Россия в представлении Карамзина основывалась «победами и единодержавием», гибла от «разновластия» и «спасалась самодержавием». Периодизация истории России, предложенная Карамзиным, являет пример развития подходов его непосредственных предшественников. Так же, как В. Н. Татищев и М. М. Щербатов, Н. М. Карамзин усматривал расцвет самодержавия в самом начале исторического пути Российского государства. Начался этот период в 862 г., а завершился в 1015 г. правлением Святополка Владимировича.

Установление единовластия в 862 г. преодолело разделение страны на мелкие области. Именно факт введения монархической власти представляется для историка важным. Гораздо меньше его занимает тема происхождения династии. У Татищева вторая граница периода связывается с именем Мстислава Владимировича, а у М. М. Щербатова она продлевается до Ярослава Владимировича. В свою очередь А. Л. Шлёцер определял этот период как время рождения России, ч то, очевидно, обнаруживает его приверженность норманнской концепции.

Карамзин нс соглашался с таким взглядом на течение истории государства российского. Он усматривал иную внутреннюю динамику процесса. Государство уже в этот первый период своей истории имело тенденцию расцветать и угасать в зависимости от силы личности, стоявшей у руля. Век Святого Владимира, считал Карамзин, был уже веком могущества и славы. Именно этому государю Россия обязана принятием христианства. Добровольное призвание князей и принятие христианства обеспечили первый расцвет самодержавия и взлет народной нравственности.

Период угасания самодержавия, по концепции Карамзина, простирался от Святополка Владимировича до Ярослава II Всеволодовича (1015— 1238 гг.). Раздробление Руси началось, по Карамзину, при Ярославе Владимировиче. Именно внутренние процессы, разделение областей сделали Русь слабой и подверженной завоеванию. Шлёцер называл Россию этого периода «разделенной».

Постепенное государственное возрождение Карамзин видел во временном интервале от Ярослава II Всеволодовича до Ивана III (1238—1462 гг.). В периодизацию Шлёцера на этом этапе включен Батый: Россию «от Батыя до Ивана III» он оценивал как «угнетенную». Шлёцер, очевидно, острее ощущал фактор внешнего воздействия на историю России, чем внутренний ритм ее истории.

Утверждение самодержавия, по мысли Карамзина, пришлось на время Ивана III и Василия III (1462—1533 гг.). При московских Великих князьях Россия снова обрела силу. Центральной фигурой здесь становится Иван III. Для Карамзина этот самодержец, окончательно покончивший с «Батыевым нашествием», потеснивший Литву, расширивший московские владения, стал героем не только российской, но и всемирной истории.

——————————

### [Что сделать]
1. Отредактируй в записях всё от строки с "brush-handle[interactable] bbox=[357, 448, 370, 457]" вниз до строки с "bar-segment[interactable] bbox=[420, 365, 429, 370]" включительно. Замени "bar-segment" на "bar-piece", остальное не меняй, и выведи эти строки заново.
2. Продолжи отрывок о периодизации истории России у Карамзина, начиная сразу после его последнего предложения.

——————————

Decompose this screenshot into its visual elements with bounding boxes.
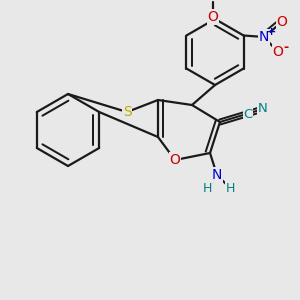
Text: N: N bbox=[258, 103, 268, 116]
Text: H: H bbox=[225, 182, 235, 194]
Text: -: - bbox=[284, 41, 289, 55]
Text: C: C bbox=[243, 109, 253, 122]
Text: S: S bbox=[123, 105, 131, 119]
Text: O: O bbox=[277, 15, 287, 29]
Text: +: + bbox=[267, 27, 277, 37]
Text: N: N bbox=[259, 30, 269, 44]
Text: O: O bbox=[208, 10, 218, 24]
Text: O: O bbox=[169, 153, 180, 167]
Text: H: H bbox=[202, 182, 212, 194]
Text: N: N bbox=[212, 168, 222, 182]
Text: O: O bbox=[273, 45, 283, 59]
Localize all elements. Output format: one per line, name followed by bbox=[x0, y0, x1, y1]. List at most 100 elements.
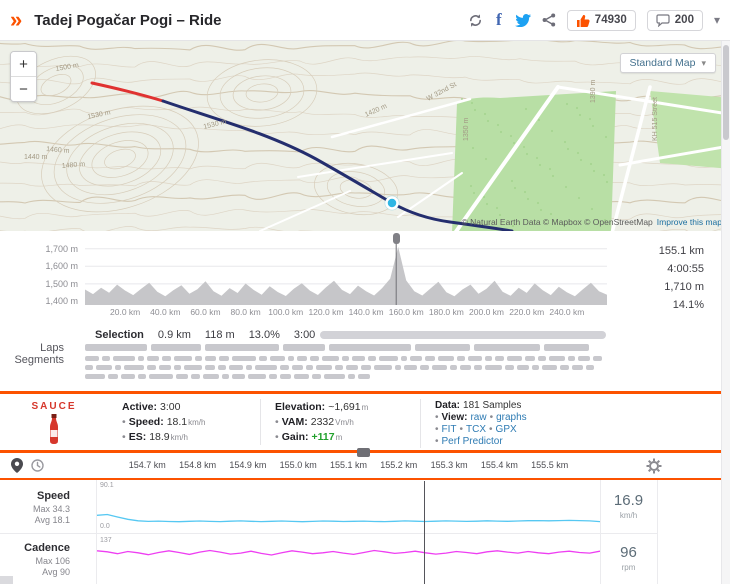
brush-handle[interactable] bbox=[357, 448, 370, 457]
page-scrollbar[interactable] bbox=[721, 41, 730, 584]
twitter-icon[interactable] bbox=[514, 13, 531, 27]
bar-segment[interactable] bbox=[162, 356, 171, 361]
bar-segment[interactable] bbox=[280, 374, 291, 379]
bar-segment[interactable] bbox=[195, 356, 202, 361]
bar-segment[interactable] bbox=[420, 365, 429, 370]
bar-segment[interactable] bbox=[203, 374, 219, 379]
refresh-icon[interactable] bbox=[468, 13, 483, 28]
bar-segment[interactable] bbox=[138, 374, 146, 379]
gpx-link[interactable]: GPX bbox=[495, 424, 517, 435]
bar-segment[interactable] bbox=[191, 374, 200, 379]
bar-segment[interactable] bbox=[174, 356, 192, 361]
bar-segment[interactable] bbox=[532, 365, 539, 370]
bar-segment[interactable] bbox=[310, 356, 319, 361]
bar-segment[interactable] bbox=[474, 365, 482, 370]
bar-segment[interactable] bbox=[586, 365, 594, 370]
bar-segment[interactable] bbox=[147, 356, 159, 361]
bar-segment[interactable] bbox=[335, 365, 343, 370]
bar-segment[interactable] bbox=[222, 374, 229, 379]
bar-segment[interactable] bbox=[517, 365, 529, 370]
bar-segment[interactable] bbox=[283, 344, 325, 351]
graphs-link[interactable]: graphs bbox=[496, 412, 527, 423]
bar-segment[interactable] bbox=[205, 344, 279, 351]
bar-segment[interactable] bbox=[280, 365, 289, 370]
map-pin-tab[interactable] bbox=[11, 458, 23, 478]
profile-cursor-handle[interactable] bbox=[392, 233, 400, 244]
bar-segment[interactable] bbox=[346, 365, 358, 370]
gear-icon[interactable] bbox=[646, 458, 662, 479]
bar-segment[interactable] bbox=[474, 344, 540, 351]
header-chevron-down-icon[interactable]: ▾ bbox=[713, 13, 720, 27]
bar-segment[interactable] bbox=[395, 365, 401, 370]
bar-segment[interactable] bbox=[218, 365, 226, 370]
bar-segment[interactable] bbox=[361, 365, 371, 370]
bar-segment[interactable] bbox=[205, 356, 216, 361]
bar-segment[interactable] bbox=[85, 356, 99, 361]
bar-segment[interactable] bbox=[352, 356, 365, 361]
bar-segment[interactable] bbox=[368, 356, 376, 361]
bar-segment[interactable] bbox=[159, 365, 171, 370]
bar-segment[interactable] bbox=[85, 374, 105, 379]
bar-segment[interactable] bbox=[255, 365, 277, 370]
bar-segment[interactable] bbox=[505, 365, 514, 370]
bar-segment[interactable] bbox=[525, 356, 535, 361]
bar-segment[interactable] bbox=[229, 365, 243, 370]
bar-segment[interactable] bbox=[578, 356, 590, 361]
improve-map-link[interactable]: Improve this map bbox=[656, 217, 722, 227]
bar-segment[interactable] bbox=[115, 365, 121, 370]
bar-segment[interactable] bbox=[468, 356, 482, 361]
bar-segment[interactable] bbox=[438, 356, 454, 361]
bar-segment[interactable] bbox=[415, 344, 470, 351]
bar-segment[interactable] bbox=[542, 365, 557, 370]
bar-segment[interactable] bbox=[460, 365, 471, 370]
bar-segment[interactable] bbox=[549, 356, 565, 361]
bar-segment[interactable] bbox=[495, 356, 504, 361]
raw-link[interactable]: raw bbox=[470, 412, 487, 423]
bar-segment[interactable] bbox=[246, 365, 252, 370]
bar-segment[interactable] bbox=[450, 365, 457, 370]
bar-segment[interactable] bbox=[593, 356, 602, 361]
bar-segment[interactable] bbox=[205, 365, 215, 370]
bar-segment[interactable] bbox=[108, 374, 118, 379]
bar-segment[interactable] bbox=[288, 356, 294, 361]
bar-segment[interactable] bbox=[329, 344, 411, 351]
bar-segment[interactable] bbox=[248, 374, 266, 379]
bar-segment[interactable] bbox=[297, 356, 307, 361]
bar-segment[interactable] bbox=[124, 365, 144, 370]
facebook-icon[interactable]: f bbox=[495, 10, 502, 29]
route-map[interactable]: 1500 m 1530 m 1460 m 1480 m 1440 m 1530 m 1420… bbox=[0, 41, 730, 231]
bar-segment[interactable] bbox=[342, 356, 349, 361]
bar-segment[interactable] bbox=[544, 344, 589, 351]
bar-segment[interactable] bbox=[485, 365, 502, 370]
bar-segment[interactable] bbox=[485, 356, 492, 361]
bar-segment[interactable] bbox=[538, 356, 546, 361]
bar-segment[interactable] bbox=[457, 356, 465, 361]
bar-segment[interactable] bbox=[312, 374, 321, 379]
bar-segment[interactable] bbox=[507, 356, 522, 361]
bar-segment[interactable] bbox=[176, 374, 188, 379]
zoom-in-button[interactable]: + bbox=[11, 52, 36, 76]
perf-predictor-link[interactable]: Perf Predictor bbox=[441, 436, 503, 447]
comments-button[interactable]: 200 bbox=[646, 9, 703, 31]
bar-segment[interactable] bbox=[316, 365, 332, 370]
bar-segment[interactable] bbox=[113, 356, 135, 361]
bar-segment[interactable] bbox=[85, 344, 147, 351]
bar-segment[interactable] bbox=[374, 365, 392, 370]
bar-segment[interactable] bbox=[404, 365, 417, 370]
map-style-button[interactable]: Standard Map ▾ bbox=[619, 53, 716, 73]
bar-segment[interactable] bbox=[149, 374, 173, 379]
zoom-out-button[interactable]: − bbox=[11, 77, 36, 101]
bar-segment[interactable] bbox=[432, 365, 447, 370]
bar-segment[interactable] bbox=[147, 365, 156, 370]
bar-segment[interactable] bbox=[572, 365, 583, 370]
bar-segment[interactable] bbox=[121, 374, 135, 379]
graphs-plot-area[interactable] bbox=[97, 480, 600, 584]
bar-segment[interactable] bbox=[151, 344, 201, 351]
tcx-link[interactable]: TCX bbox=[466, 424, 487, 435]
time-tab[interactable] bbox=[31, 459, 44, 477]
kudos-button[interactable]: 74930 bbox=[566, 9, 636, 31]
bar-segment[interactable] bbox=[410, 356, 422, 361]
share-icon[interactable] bbox=[542, 13, 556, 27]
bar-segment[interactable] bbox=[232, 374, 245, 379]
bar-segment[interactable] bbox=[232, 356, 256, 361]
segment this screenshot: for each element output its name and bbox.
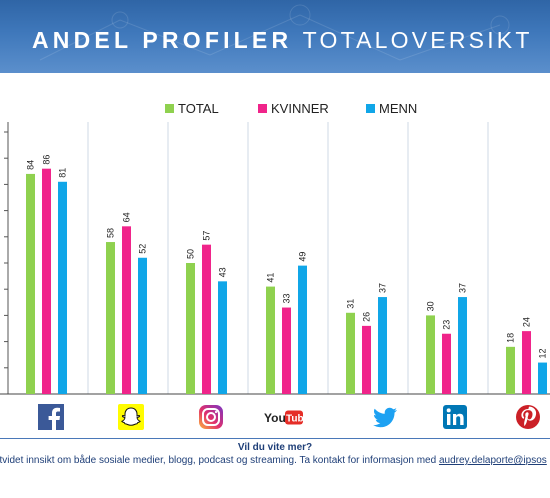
bar-total-facebook bbox=[26, 173, 35, 394]
instagram-icon[interactable] bbox=[196, 402, 226, 432]
data-label-menn-snapchat: 52 bbox=[138, 244, 148, 254]
bar-menn-instagram bbox=[218, 281, 227, 394]
data-label-kvinner-pinterest: 24 bbox=[522, 317, 532, 327]
youtube-you: You bbox=[264, 411, 286, 425]
bar-menn-snapchat bbox=[138, 257, 147, 394]
legend-label-kvinner: KVINNER bbox=[271, 100, 329, 116]
data-label-kvinner-facebook: 86 bbox=[42, 155, 52, 165]
bar-kvinner-linkedin bbox=[442, 333, 451, 394]
data-label-menn-facebook: 81 bbox=[58, 168, 68, 178]
data-label-total-pinterest: 18 bbox=[506, 333, 516, 343]
header-banner: ANDEL PROFILER TOTALOVERSIKT bbox=[0, 0, 550, 73]
data-label-kvinner-twitter: 26 bbox=[362, 312, 372, 322]
page-title: ANDEL PROFILER TOTALOVERSIKT bbox=[32, 27, 533, 54]
youtube-tube: Tube bbox=[286, 414, 304, 425]
legend-label-total: TOTAL bbox=[178, 100, 219, 116]
contact-email-link[interactable]: audrey.delaporte@ipsos bbox=[438, 455, 547, 466]
data-label-kvinner-snapchat: 64 bbox=[122, 212, 132, 222]
bar-total-linkedin bbox=[426, 315, 435, 394]
data-label-kvinner-instagram: 57 bbox=[202, 231, 212, 241]
bar-total-pinterest bbox=[506, 346, 515, 394]
data-label-total-youtube: 41 bbox=[266, 273, 276, 283]
footer-question: Vil du vite mer? bbox=[237, 442, 313, 453]
legend-item-menn: MENN bbox=[366, 99, 417, 117]
data-label-total-facebook: 84 bbox=[26, 160, 36, 170]
data-label-menn-youtube: 49 bbox=[298, 252, 308, 262]
bar-total-twitter bbox=[346, 312, 355, 394]
bar-total-instagram bbox=[186, 263, 195, 394]
bar-menn-youtube bbox=[298, 265, 307, 394]
bar-kvinner-facebook bbox=[42, 168, 51, 394]
data-label-total-snapchat: 58 bbox=[106, 228, 116, 238]
bar-total-youtube bbox=[266, 286, 275, 394]
bar-kvinner-youtube bbox=[282, 307, 291, 394]
data-label-total-linkedin: 30 bbox=[426, 301, 436, 311]
footer-text-body: gså utvidet innsikt om både sosiale medi… bbox=[0, 455, 439, 466]
legend-swatch-menn bbox=[366, 103, 375, 113]
bar-kvinner-instagram bbox=[202, 244, 211, 394]
facebook-icon[interactable] bbox=[36, 402, 66, 432]
legend-swatch-total bbox=[165, 103, 174, 113]
footer: Vil du vite mer? gså utvidet innsikt om … bbox=[0, 438, 550, 498]
data-label-total-instagram: 50 bbox=[186, 249, 196, 259]
bar-menn-linkedin bbox=[458, 297, 467, 394]
data-label-menn-pinterest: 12 bbox=[538, 349, 548, 359]
title-light: TOTALOVERSIKT bbox=[302, 27, 533, 53]
bar-total-snapchat bbox=[106, 242, 115, 394]
bar-menn-twitter bbox=[378, 297, 387, 394]
bar-kvinner-twitter bbox=[362, 325, 371, 394]
youtube-icon[interactable]: You Tube bbox=[264, 402, 304, 432]
footer-text: gså utvidet innsikt om både sosiale medi… bbox=[0, 455, 547, 466]
data-label-menn-twitter: 37 bbox=[378, 283, 388, 293]
snapchat-icon[interactable] bbox=[116, 402, 146, 432]
bar-kvinner-snapchat bbox=[122, 226, 131, 394]
legend-item-total: TOTAL bbox=[165, 99, 219, 117]
legend-swatch-kvinner bbox=[258, 103, 267, 113]
data-label-kvinner-youtube: 33 bbox=[282, 294, 292, 304]
footer-divider bbox=[0, 438, 550, 439]
twitter-icon[interactable] bbox=[370, 402, 400, 432]
pinterest-icon[interactable] bbox=[513, 402, 543, 432]
legend-label-menn: MENN bbox=[379, 100, 418, 116]
data-label-menn-linkedin: 37 bbox=[458, 283, 468, 293]
network-background-icon bbox=[39, 4, 510, 61]
data-label-total-twitter: 31 bbox=[346, 299, 356, 309]
bar-menn-pinterest bbox=[538, 362, 547, 394]
data-label-menn-instagram: 43 bbox=[218, 267, 228, 277]
data-label-kvinner-linkedin: 23 bbox=[442, 320, 452, 330]
linkedin-icon[interactable] bbox=[440, 402, 470, 432]
bar-kvinner-pinterest bbox=[522, 331, 531, 394]
title-bold: ANDEL PROFILER bbox=[32, 27, 293, 53]
chart-legend: TOTAL KVINNER MENN bbox=[0, 99, 550, 119]
bar-menn-facebook bbox=[58, 181, 67, 394]
legend-item-kvinner: KVINNER bbox=[258, 99, 329, 117]
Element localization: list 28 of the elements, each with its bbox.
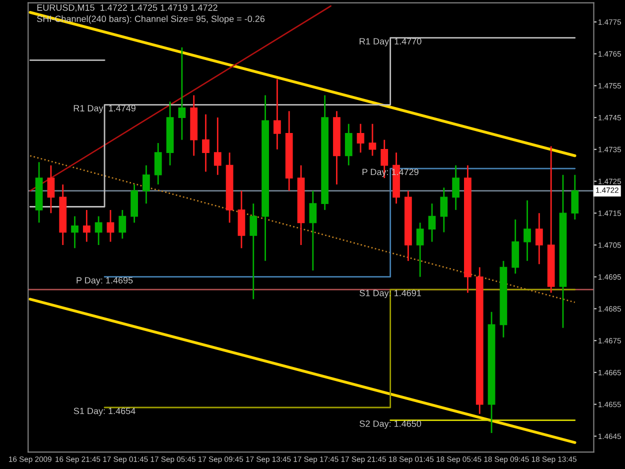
- candlestick: [356, 123, 364, 154]
- candlestick: [178, 46, 186, 141]
- candlestick: [535, 212, 543, 265]
- candlestick: [94, 216, 102, 246]
- candlestick: [452, 164, 460, 211]
- candlestick: [416, 222, 424, 278]
- candlestick: [142, 164, 150, 204]
- annotation: S1 Day: 1.4654: [74, 408, 136, 416]
- candlestick: [47, 164, 55, 214]
- candlestick: [440, 186, 448, 233]
- candlestick: [428, 202, 436, 242]
- candlestick: [154, 142, 162, 186]
- chart-title: EURUSD,M15 1.4722 1.4725 1.4719 1.4722: [37, 4, 218, 12]
- candlestick: [118, 209, 126, 240]
- annotation: S2 Day: 1.4650: [360, 420, 422, 429]
- candlestick: [214, 116, 222, 176]
- candlestick: [309, 190, 317, 272]
- candlestick: [250, 202, 258, 300]
- candlestick: [571, 174, 579, 220]
- candlestick: [524, 200, 531, 262]
- candlestick: [274, 78, 281, 150]
- candlestick: [344, 123, 352, 166]
- candlestick: [71, 216, 78, 249]
- candlestick: [82, 209, 90, 242]
- candlestick: [106, 209, 114, 242]
- candlestick: [368, 123, 376, 156]
- candlestick: [202, 114, 210, 172]
- annotation: P Day: 1.4695: [76, 277, 133, 286]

——————————

### [Ответы на задания]
1.
brush-handle[interactable] bbox=[357, 448, 370, 457]
page-scrollbar[interactable] bbox=[721, 41, 730, 584]
twitter-icon[interactable] bbox=[514, 13, 531, 27]
bar-piece[interactable] bbox=[162, 356, 171, 361]
bar-piece[interactable] bbox=[280, 374, 291, 379]
bar-piece[interactable] bbox=[195, 356, 202, 361]
bar-piece[interactable] bbox=[420, 365, 429, 370]

2.
Как и М. М. Щербатов, И. М. Карамзин определяет правление Ивана IV (1533—1598 гг.) как необузданную тиранию. При этом он не отрицал роли Ивана Грозного в деле укрепления самодержавия. Более того, он подчеркивал двойственность этой политической фигуры. Благодеяния и злодеяния Ивана Грозного символизировали разные периоды царствования — здесь обнаруживается тонкость драматургии Карамзина. За временем Ивана Грозного с неизбежностью следует ослабление самодержавия и Смутное время (1598—1612 гг.).

Карамзин отошел от пафосных оценок Шлёцера, видевшего во времени от Ивана IV до Петра I «победоносный» период в истории России. Многие явления русской жизни этого периода, включая Смутное время и смену династии, как бы ускользали от взгляда источниковеда Шлёцера. Не менее восторженно оценивал Шлёцер и Россию времен Екатерины II. Это была для него Россия «процветающая». Восторженность и комплиментарность Шлёцера в этом случае вполне понятна.

Карамзин предлагал делить историю на древнюю, среднюю и новую: соответственно от Рюрика до Ивана III, от Ивана III до Петра I и от Петра I до Александра I. Каждая из эпох имела свою специфику. Сначала господствовала удельная практика, затем проявилось единовластие, наконец произошло изменение гражданских обычаев. История России независимо от эпохи и периода насыщена, в представлении Карамзина, сложными историческими переживаниями, зачастую бедствиями. Потому и процесс становления единого, мощного самодержавного Российского государства сложен и противоречив. Самодержавие в этих условиях выступало как единственный гарант благосостояния государства и его стабильности. Самодержавие, в трактовке Карамзина, — это сакральный предмет, талисман, приносящий России удач}' («палладиум»).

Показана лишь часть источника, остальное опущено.